What to do :: Repeat the lines that follow, leaving nothing out.

Recorded data ::
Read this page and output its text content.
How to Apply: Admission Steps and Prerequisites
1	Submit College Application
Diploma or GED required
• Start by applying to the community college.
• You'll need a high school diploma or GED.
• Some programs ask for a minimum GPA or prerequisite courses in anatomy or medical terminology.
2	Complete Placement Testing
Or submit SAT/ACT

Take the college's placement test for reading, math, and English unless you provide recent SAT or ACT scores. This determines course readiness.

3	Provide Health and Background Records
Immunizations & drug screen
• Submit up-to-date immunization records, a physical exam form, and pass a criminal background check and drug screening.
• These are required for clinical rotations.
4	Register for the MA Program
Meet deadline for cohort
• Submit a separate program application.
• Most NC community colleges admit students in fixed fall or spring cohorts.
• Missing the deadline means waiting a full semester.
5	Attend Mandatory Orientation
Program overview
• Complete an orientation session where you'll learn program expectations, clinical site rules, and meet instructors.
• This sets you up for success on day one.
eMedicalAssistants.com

Expected answer ::
Read this page and output its text content.
How to Apply: Admission Steps and Prerequisites
1	Submit College Application
Diploma or GED required
• Start by applying to the community college.
• You'll need a high school diploma or GED.
• Some programs ask for a minimum GPA or prerequisite courses in anatomy or medical terminology.
2	Complete Placement Testing
Or submit SAT/ACT

Take the college's placement test for reading, math, and English unless you provide recent SAT or ACT scores. This determines course readiness.

3	Provide Health and Background Records
Immunizations & drug screen
• Submit up-to-date immunization records, a physical exam form, and pass a criminal background check and drug screening.
• These are required for clinical rotations.
4	Register for the MA Program
Meet deadline for cohort
• Submit a separate program application.
• Most NC community colleges admit students in fixed fall or spring cohorts.
• Missing the deadline means waiting a full semester.
5	Attend Mandatory Orientation
Program overview
• Complete an orientation session where you'll learn program expectations, clinical site rules, and meet instructors.
• This sets you up for success on day one.
eMedicalAssistants.com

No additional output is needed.